Copy every line in the records below that contains the word "name".

__________________________________________________

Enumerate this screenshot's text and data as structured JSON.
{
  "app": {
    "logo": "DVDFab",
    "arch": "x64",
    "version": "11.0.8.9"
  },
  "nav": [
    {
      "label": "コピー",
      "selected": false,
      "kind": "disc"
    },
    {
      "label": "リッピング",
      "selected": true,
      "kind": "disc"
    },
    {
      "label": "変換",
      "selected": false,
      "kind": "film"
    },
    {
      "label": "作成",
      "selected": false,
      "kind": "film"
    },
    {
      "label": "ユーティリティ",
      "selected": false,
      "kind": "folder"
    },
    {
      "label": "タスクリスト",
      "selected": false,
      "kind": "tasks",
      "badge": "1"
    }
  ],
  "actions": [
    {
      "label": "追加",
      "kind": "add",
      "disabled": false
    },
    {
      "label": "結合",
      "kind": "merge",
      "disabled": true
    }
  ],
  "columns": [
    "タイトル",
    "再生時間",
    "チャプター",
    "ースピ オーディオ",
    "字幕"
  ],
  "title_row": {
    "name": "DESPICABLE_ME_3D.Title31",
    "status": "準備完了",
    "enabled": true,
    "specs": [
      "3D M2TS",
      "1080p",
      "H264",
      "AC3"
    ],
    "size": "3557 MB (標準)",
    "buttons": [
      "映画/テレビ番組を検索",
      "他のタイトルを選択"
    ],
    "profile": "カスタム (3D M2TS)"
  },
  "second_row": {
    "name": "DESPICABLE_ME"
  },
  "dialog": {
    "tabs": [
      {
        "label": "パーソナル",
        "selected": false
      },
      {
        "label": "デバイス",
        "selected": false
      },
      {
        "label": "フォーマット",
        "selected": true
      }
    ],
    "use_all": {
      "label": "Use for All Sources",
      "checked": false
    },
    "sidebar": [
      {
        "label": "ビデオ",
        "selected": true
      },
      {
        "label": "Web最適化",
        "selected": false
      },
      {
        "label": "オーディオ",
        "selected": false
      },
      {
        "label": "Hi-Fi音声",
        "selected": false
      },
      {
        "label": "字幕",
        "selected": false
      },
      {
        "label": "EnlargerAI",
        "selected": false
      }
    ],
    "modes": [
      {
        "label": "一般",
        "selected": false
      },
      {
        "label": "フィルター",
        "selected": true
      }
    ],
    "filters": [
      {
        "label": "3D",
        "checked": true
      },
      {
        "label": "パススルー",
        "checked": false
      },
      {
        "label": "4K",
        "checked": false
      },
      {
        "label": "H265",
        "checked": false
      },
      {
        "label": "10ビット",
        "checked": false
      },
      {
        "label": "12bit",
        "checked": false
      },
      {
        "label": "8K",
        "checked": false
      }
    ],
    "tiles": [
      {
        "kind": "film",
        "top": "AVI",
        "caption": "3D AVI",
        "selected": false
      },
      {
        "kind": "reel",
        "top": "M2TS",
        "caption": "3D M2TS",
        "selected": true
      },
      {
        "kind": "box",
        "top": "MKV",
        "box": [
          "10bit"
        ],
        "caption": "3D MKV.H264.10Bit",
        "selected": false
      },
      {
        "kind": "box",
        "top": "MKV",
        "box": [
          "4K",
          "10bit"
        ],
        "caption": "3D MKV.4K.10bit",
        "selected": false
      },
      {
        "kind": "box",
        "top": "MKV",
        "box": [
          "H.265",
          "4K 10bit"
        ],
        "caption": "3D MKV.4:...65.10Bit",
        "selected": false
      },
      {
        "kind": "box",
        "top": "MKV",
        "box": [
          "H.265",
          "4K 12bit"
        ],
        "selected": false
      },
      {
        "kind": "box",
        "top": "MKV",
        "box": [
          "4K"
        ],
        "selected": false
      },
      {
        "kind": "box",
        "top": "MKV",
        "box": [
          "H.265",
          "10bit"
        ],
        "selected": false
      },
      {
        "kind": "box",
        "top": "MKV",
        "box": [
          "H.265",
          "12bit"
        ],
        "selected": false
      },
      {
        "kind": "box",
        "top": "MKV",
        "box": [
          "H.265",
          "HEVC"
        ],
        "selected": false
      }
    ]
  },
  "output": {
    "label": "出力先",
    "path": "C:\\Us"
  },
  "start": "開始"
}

__________________________________________________

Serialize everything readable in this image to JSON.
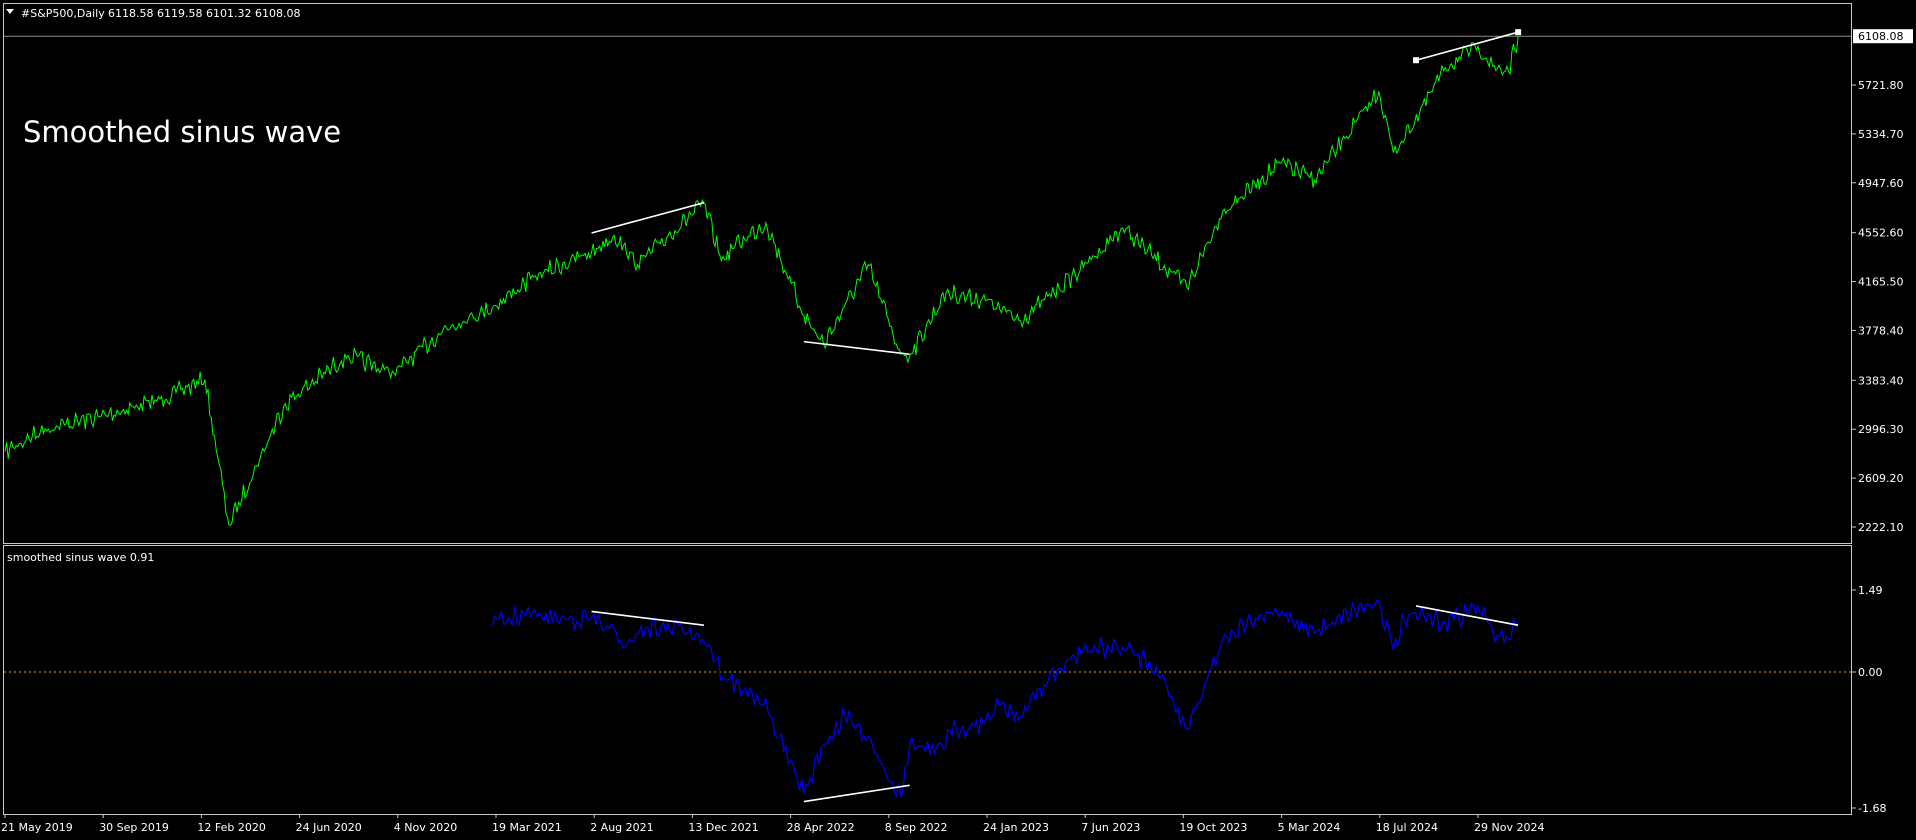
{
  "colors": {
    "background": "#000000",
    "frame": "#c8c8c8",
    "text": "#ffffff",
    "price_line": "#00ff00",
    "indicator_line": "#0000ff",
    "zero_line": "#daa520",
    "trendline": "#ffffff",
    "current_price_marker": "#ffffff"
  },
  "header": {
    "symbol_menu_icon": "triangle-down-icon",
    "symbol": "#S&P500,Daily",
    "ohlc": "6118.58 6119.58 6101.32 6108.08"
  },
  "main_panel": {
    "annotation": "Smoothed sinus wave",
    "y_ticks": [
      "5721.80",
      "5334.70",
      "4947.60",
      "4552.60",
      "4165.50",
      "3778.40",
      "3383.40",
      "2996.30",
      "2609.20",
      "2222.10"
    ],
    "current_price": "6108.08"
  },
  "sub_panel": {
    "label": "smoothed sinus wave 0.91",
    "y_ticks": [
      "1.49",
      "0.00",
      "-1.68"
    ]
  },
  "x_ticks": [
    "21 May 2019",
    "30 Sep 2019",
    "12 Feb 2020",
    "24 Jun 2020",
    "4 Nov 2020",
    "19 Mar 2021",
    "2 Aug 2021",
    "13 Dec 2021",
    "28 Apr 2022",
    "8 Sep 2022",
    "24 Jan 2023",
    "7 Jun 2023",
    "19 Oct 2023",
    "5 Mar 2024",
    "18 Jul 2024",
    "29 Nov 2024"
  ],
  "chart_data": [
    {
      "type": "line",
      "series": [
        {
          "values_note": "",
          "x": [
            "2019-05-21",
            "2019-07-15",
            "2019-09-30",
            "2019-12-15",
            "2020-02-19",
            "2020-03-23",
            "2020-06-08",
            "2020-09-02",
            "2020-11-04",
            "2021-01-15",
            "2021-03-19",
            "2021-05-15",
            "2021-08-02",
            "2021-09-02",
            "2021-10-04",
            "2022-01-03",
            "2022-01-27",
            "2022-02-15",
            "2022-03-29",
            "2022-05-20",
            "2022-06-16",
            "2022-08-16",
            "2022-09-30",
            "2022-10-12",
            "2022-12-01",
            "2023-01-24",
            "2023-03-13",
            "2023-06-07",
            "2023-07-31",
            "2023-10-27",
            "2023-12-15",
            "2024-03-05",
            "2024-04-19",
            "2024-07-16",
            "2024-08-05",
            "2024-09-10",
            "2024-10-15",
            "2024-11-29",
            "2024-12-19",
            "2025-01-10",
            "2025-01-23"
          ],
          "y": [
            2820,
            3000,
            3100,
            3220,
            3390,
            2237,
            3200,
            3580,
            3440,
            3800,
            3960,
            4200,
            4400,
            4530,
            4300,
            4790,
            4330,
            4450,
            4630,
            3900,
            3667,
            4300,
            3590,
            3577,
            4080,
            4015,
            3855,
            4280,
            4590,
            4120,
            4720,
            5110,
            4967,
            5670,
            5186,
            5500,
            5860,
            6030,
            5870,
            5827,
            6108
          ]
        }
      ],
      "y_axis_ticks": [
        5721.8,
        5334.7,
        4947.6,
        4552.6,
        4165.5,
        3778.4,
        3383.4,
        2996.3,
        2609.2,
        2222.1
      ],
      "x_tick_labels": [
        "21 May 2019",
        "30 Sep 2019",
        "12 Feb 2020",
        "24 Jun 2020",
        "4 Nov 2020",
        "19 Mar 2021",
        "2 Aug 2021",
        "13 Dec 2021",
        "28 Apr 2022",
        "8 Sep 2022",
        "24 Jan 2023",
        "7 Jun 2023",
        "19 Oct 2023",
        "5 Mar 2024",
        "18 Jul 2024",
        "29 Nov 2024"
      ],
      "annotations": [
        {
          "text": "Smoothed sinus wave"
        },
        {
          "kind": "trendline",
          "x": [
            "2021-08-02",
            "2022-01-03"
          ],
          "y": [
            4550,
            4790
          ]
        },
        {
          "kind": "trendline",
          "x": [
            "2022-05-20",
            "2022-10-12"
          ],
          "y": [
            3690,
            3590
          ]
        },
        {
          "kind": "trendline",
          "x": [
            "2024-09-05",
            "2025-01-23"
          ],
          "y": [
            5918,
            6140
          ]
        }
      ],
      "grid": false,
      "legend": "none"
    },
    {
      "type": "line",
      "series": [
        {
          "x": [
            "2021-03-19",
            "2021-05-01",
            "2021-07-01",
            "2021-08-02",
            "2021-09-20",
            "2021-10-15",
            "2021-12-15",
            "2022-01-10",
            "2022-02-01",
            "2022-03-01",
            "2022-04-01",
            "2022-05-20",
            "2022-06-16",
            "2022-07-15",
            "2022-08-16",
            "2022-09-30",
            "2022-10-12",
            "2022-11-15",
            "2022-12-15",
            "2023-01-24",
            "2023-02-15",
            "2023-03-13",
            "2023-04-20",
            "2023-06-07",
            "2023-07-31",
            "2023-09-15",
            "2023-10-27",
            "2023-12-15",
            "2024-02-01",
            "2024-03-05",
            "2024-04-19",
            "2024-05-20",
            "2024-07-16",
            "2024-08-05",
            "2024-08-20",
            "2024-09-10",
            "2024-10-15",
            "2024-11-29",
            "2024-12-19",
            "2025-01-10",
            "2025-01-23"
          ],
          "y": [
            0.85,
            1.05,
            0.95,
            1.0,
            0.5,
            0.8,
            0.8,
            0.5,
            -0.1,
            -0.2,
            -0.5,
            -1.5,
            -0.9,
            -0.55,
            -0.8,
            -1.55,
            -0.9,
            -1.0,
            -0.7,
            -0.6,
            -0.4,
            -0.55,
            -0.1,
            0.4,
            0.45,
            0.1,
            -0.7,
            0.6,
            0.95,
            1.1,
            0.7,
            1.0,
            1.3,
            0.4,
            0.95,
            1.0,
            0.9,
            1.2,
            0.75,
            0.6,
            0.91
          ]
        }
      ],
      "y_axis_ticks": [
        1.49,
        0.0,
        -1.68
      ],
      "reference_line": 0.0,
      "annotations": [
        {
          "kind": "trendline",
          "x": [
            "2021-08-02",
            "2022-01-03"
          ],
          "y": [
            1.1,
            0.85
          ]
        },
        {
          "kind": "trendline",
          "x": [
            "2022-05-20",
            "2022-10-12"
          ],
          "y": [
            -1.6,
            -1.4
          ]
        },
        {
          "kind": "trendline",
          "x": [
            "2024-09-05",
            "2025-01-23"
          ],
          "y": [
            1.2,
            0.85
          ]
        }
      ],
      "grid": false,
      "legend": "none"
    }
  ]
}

__________________________________________________

### Solution to this problem
    "name": "DESPICABLE_ME_3D.Title31",
    "name": "DESPICABLE_ME"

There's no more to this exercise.